● **Dataset rows**

____

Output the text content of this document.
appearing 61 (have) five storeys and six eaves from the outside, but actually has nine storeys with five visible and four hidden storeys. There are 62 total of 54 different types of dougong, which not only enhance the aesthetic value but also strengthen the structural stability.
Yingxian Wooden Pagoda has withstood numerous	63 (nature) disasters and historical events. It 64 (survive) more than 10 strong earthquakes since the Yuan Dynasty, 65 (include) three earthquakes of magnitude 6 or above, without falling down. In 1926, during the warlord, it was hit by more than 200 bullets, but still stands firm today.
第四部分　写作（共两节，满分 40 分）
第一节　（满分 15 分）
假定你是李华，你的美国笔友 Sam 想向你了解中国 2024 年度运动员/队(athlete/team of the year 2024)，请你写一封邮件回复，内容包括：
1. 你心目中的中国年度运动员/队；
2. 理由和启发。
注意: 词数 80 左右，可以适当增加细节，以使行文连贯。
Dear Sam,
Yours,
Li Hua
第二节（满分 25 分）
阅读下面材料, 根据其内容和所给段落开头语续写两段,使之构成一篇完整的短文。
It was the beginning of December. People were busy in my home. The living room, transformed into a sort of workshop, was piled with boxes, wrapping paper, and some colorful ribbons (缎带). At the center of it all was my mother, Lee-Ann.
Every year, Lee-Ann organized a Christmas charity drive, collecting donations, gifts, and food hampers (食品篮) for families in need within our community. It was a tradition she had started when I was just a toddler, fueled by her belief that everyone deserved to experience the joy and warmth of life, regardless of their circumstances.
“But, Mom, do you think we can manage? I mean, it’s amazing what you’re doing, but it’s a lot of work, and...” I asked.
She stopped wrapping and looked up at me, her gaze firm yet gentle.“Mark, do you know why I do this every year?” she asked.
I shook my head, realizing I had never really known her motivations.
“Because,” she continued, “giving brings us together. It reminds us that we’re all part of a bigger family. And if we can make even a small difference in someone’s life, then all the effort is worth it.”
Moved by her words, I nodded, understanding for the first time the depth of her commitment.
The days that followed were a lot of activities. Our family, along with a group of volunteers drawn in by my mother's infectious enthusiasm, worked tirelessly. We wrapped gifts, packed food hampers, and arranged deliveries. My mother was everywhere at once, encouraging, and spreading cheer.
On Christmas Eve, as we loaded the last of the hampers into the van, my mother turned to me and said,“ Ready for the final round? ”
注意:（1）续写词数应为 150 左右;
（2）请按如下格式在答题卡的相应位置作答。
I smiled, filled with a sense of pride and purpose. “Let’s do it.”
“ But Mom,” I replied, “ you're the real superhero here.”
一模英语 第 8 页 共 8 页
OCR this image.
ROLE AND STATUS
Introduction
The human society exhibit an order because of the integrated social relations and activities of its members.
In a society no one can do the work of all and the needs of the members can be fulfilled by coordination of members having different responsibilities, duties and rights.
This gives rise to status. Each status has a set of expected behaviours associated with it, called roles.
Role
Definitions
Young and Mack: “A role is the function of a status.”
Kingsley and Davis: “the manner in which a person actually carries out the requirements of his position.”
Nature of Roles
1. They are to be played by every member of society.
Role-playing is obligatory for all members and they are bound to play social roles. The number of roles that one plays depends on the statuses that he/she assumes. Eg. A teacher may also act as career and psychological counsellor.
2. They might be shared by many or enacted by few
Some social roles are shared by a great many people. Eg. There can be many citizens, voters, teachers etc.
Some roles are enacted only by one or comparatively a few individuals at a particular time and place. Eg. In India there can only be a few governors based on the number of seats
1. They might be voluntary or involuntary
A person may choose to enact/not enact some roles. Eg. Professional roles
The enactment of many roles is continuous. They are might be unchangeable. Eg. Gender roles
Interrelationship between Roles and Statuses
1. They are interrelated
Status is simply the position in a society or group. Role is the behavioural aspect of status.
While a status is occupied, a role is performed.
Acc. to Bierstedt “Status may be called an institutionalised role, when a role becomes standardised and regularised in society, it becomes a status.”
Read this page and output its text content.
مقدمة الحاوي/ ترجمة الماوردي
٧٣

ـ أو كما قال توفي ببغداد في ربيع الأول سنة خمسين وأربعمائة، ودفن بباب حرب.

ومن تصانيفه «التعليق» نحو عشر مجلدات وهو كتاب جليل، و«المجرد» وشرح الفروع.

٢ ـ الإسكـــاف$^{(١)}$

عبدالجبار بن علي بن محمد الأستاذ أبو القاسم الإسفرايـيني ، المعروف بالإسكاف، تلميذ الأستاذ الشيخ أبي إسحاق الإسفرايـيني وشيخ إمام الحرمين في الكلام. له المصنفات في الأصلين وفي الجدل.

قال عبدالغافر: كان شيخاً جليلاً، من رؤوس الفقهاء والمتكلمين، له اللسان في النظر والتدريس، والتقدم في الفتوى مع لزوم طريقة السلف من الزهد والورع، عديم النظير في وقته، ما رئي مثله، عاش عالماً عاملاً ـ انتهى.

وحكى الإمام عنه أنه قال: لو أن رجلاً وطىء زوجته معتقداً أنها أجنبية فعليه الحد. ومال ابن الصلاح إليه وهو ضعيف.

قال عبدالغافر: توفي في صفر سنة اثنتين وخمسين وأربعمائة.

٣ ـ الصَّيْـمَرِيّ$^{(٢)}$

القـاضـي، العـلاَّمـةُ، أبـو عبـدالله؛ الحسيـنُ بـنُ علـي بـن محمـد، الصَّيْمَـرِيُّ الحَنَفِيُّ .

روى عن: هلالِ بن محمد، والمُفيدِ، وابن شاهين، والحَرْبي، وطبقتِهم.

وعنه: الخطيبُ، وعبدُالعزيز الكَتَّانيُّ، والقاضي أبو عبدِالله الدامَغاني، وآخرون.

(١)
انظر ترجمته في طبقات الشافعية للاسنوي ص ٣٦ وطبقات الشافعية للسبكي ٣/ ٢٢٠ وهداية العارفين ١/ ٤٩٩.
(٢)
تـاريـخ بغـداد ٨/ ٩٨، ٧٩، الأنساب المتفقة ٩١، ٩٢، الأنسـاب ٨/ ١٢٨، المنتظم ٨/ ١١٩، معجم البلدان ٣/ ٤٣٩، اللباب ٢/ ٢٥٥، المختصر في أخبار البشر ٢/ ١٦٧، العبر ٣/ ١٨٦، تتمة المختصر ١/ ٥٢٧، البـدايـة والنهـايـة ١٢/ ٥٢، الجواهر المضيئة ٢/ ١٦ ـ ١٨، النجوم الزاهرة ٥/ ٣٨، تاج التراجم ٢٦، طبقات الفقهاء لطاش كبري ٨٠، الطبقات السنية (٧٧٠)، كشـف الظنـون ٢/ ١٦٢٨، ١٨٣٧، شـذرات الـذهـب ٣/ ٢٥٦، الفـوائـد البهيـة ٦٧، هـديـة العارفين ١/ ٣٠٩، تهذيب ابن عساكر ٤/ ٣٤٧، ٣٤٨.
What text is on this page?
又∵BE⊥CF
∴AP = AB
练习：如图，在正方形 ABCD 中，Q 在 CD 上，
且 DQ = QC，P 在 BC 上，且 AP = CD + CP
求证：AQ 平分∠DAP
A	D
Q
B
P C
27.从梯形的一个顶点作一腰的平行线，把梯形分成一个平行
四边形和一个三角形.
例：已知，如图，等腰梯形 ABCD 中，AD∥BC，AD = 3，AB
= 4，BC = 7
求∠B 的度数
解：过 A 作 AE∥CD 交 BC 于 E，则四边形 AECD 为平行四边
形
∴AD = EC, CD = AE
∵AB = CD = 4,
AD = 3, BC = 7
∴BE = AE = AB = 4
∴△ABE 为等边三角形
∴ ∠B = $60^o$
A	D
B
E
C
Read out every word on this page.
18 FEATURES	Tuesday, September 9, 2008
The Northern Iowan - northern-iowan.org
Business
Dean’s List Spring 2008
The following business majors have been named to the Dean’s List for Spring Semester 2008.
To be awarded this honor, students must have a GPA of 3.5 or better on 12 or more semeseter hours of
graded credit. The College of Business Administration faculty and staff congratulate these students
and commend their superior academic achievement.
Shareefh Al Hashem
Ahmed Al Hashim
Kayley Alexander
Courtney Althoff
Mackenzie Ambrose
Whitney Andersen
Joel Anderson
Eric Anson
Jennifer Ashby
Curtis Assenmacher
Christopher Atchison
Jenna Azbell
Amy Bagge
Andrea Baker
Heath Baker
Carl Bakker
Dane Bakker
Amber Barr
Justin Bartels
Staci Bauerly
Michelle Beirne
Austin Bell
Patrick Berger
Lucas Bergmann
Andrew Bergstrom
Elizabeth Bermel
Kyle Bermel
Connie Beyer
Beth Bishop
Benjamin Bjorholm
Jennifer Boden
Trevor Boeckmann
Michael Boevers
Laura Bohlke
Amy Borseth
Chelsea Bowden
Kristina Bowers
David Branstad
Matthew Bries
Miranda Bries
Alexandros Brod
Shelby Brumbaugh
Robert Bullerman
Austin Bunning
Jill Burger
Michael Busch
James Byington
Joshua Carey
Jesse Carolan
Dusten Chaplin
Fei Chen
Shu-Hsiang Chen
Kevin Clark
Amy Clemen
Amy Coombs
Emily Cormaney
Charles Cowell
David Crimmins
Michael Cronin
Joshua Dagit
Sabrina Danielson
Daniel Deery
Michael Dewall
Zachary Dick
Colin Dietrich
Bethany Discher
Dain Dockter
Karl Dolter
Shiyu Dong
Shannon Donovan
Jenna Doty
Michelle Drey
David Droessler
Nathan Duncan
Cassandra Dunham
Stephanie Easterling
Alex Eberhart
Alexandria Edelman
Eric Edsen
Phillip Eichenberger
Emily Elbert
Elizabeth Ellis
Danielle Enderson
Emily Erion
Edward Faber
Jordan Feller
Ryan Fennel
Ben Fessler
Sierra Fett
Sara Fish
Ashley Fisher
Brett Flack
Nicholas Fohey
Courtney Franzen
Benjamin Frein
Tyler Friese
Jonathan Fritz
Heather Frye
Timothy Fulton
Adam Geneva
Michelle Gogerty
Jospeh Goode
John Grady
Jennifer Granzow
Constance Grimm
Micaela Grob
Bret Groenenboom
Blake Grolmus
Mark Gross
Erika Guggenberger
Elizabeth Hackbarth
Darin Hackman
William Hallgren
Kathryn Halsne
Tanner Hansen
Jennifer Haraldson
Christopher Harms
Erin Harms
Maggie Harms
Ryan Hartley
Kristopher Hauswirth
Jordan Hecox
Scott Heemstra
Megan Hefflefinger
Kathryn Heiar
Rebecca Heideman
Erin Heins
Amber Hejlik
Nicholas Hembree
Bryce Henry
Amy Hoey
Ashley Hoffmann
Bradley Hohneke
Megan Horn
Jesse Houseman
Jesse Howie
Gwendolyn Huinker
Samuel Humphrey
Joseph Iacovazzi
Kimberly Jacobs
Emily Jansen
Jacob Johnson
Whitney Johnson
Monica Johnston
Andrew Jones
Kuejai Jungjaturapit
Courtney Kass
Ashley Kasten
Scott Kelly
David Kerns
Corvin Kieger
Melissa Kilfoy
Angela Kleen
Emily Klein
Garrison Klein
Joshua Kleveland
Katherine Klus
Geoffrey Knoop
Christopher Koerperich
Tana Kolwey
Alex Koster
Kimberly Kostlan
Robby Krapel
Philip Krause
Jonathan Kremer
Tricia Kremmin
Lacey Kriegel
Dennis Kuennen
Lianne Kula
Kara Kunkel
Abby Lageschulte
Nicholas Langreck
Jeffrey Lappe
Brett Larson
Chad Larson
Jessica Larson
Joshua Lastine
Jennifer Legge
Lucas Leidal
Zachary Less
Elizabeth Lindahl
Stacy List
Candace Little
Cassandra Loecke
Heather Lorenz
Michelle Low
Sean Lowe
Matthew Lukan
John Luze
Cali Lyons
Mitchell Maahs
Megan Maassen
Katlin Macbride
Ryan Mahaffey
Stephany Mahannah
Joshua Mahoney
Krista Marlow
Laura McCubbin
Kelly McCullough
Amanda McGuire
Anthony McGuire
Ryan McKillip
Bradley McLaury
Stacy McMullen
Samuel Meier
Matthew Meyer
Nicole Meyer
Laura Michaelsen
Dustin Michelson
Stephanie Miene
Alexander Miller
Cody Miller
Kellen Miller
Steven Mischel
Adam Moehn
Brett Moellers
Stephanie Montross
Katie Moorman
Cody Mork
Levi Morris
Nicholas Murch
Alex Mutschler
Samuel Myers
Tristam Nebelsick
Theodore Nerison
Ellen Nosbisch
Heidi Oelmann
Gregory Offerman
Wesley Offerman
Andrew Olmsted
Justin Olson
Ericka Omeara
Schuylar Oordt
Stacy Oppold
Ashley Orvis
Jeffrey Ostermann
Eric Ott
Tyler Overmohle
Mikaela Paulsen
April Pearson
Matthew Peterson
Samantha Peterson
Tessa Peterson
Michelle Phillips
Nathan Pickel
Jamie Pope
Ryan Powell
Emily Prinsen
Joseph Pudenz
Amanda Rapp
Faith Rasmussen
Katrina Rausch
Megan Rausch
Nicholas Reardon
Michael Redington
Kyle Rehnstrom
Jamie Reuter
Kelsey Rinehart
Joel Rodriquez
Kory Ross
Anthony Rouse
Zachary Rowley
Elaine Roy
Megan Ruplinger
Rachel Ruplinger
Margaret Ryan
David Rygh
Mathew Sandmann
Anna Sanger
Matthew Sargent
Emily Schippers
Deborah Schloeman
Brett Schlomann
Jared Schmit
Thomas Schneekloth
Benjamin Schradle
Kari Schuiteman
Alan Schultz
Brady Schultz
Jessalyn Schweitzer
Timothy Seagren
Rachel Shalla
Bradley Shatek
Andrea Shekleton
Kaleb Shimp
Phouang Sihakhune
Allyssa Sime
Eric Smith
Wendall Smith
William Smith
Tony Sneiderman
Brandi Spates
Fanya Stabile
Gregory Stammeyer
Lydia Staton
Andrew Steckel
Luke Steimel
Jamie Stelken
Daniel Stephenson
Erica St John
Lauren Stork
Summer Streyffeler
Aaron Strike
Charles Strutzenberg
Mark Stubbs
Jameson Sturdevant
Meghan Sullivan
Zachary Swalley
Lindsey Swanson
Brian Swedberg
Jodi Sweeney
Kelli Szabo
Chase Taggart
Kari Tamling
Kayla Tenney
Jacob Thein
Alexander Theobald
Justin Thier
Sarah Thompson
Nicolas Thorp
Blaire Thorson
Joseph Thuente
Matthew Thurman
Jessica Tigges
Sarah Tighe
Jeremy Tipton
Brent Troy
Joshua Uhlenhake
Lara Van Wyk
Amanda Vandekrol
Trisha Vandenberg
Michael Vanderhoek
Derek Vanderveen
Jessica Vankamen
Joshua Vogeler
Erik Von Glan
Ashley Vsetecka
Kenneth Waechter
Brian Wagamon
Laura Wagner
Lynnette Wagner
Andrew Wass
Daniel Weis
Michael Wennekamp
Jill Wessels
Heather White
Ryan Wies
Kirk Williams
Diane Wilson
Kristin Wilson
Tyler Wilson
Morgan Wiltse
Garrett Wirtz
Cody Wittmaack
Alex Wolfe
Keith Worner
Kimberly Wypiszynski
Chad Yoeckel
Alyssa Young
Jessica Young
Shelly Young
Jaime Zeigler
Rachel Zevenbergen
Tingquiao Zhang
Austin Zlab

____

● **Prompt**
Where a line above holds the string "Brett", show that line.

● **Written answer**
Brett Flack
Brett Larson
Brett Moellers
Brett Schlomann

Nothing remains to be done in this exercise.